▶ _Records that describe figures_:
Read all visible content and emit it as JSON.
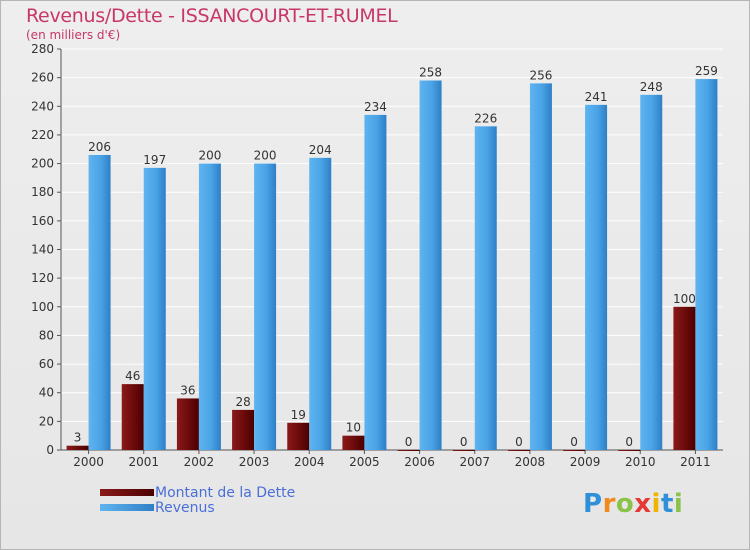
{
  "title": "Revenus/Dette - ISSANCOURT-ET-RUMEL",
  "subtitle": "(en milliers d'€)",
  "logo": {
    "letters": [
      {
        "char": "P",
        "color": "#2f8fd8"
      },
      {
        "char": "r",
        "color": "#f08a1e"
      },
      {
        "char": "o",
        "color": "#8bc34a"
      },
      {
        "char": "x",
        "color": "#e53935"
      },
      {
        "char": "i",
        "color": "#f0b400"
      },
      {
        "char": "t",
        "color": "#2f8fd8"
      },
      {
        "char": "i",
        "color": "#8bc34a"
      }
    ]
  },
  "chart_data": {
    "type": "bar",
    "title": "Revenus/Dette - ISSANCOURT-ET-RUMEL",
    "subtitle": "(en milliers d'€)",
    "categories": [
      "2000",
      "2001",
      "2002",
      "2003",
      "2004",
      "2005",
      "2006",
      "2007",
      "2008",
      "2009",
      "2010",
      "2011"
    ],
    "series": [
      {
        "name": "Montant de la Dette",
        "color": "#6b0a0a",
        "values": [
          3,
          46,
          36,
          28,
          19,
          10,
          0,
          0,
          0,
          0,
          0,
          100
        ]
      },
      {
        "name": "Revenus",
        "color": "#4aa3e6",
        "values": [
          206,
          197,
          200,
          200,
          204,
          234,
          258,
          226,
          256,
          241,
          248,
          259
        ]
      }
    ],
    "ylim": [
      0,
      280
    ],
    "yticks": [
      0,
      20,
      40,
      60,
      80,
      100,
      120,
      140,
      160,
      180,
      200,
      220,
      240,
      260,
      280
    ],
    "grid": true,
    "legend": "bottom-left"
  }
}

▶ _Work to be completed_: Among the lines of the records above, count those holding the string "Dette", and report only the number.

▶ _Result for this exercise_: 3